+++ Passage for review

Therefore, she and colleagues conducted the double blind, placebo-controlled, randomized EMPOWIR trial to determine whether insulin sensitizers (2,000 mg metformin and metformin plus 4 mg rosiglitazone) plus a carbohydrate-modified diet could reduce body weight and alleviate risks for diabetes and related cormorbidities among normoglycemic, hyperinsulinemic women with midlife weight gain.

“Our long-term underlying study hypothesis has been that the identification of hyperinsulinemia, prior to the onset of overt glucose abnormalities, and early initiation of insulin sensitizers could alter the pathogenesis and disease progression in midlife women to provide new treatment models for populations at risk for type 2 diabetes and metabolic syndrome,” Mogul said.

The study included 46 women — mean age, 46.6 years; BMI, 30.5; HbA1c, 5.4% — who were randomly assigned to modified diet alone, modified diet plus metformin or modified diet plus metformin and rosiglitazone (Avandia, GlaxoSmithKline).

++++++
+++ Data under study

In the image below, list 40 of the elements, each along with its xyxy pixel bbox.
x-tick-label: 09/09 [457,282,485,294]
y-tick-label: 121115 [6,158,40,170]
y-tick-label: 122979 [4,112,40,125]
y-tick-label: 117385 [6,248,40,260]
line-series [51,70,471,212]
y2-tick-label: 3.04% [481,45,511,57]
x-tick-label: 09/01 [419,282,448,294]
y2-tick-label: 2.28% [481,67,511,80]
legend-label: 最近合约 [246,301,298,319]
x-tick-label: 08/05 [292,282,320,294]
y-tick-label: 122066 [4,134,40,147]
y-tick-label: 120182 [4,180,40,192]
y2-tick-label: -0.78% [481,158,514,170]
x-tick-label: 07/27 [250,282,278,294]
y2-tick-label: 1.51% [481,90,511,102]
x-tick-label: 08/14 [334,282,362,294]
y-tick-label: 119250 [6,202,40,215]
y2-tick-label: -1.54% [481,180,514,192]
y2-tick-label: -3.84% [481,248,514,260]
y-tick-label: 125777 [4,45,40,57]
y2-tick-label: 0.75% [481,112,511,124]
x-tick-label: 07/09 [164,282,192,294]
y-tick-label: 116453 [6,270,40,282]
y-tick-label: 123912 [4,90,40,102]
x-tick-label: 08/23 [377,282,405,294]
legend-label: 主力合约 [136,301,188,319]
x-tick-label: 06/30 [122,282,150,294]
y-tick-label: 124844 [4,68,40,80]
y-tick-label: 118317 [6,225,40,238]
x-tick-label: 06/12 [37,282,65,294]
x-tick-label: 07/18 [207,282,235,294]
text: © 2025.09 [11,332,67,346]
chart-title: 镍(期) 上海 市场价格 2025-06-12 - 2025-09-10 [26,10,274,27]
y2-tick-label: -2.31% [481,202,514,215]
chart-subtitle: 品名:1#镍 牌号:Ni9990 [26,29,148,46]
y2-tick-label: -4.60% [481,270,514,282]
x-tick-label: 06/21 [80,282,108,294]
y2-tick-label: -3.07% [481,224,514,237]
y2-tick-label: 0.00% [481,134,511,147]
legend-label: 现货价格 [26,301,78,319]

++++++

- Things to do -
1. According to the passage on the EMPOWIR trial, how many women did the study include?
2. Extend the passage on the EMPOWIR trial, starting after its final sentence.

- Your written answers -
1. The study included 46 women.

2.
Mogul and colleagues compared fasting insulin and glucose, body weight, HOMA, blood pressure, lipids, adiponectin and leptin at baseline and 6 months. They also conducted paired t-tests and used multivariate models.

All participants attended four weekly nutrition workshops where they were introduced to the EMPOWIR dietary intervention, which included a food exchange program of 40% carbohydrates-40% protein-20% fat. The intervention promoted the consumption of vegetables, low-glycemic-index fruits, low-fat protein and dairy with the elimination of free sugars and restriction of three allowable additional starches after 4 p.m.

Mean body weight was significantly reduced in all treatment groups (P=.049; P=.005; P=.017). There were significant reductions in fasting glucose and fasting insulin in the metformin arm only (P=.034 and P=.011). In the metformin alone and metformin plus rosiglitazone groups, HOMA decreased (P=.054 and P=.013). In the metformin alone arm, systolic BP decreased (P=.001).

Adiponectin increased in the metformin plus rosiglitazone arm only (P<.001).

There was no decline in leptin among those who achieved body-weight loss (P=.907).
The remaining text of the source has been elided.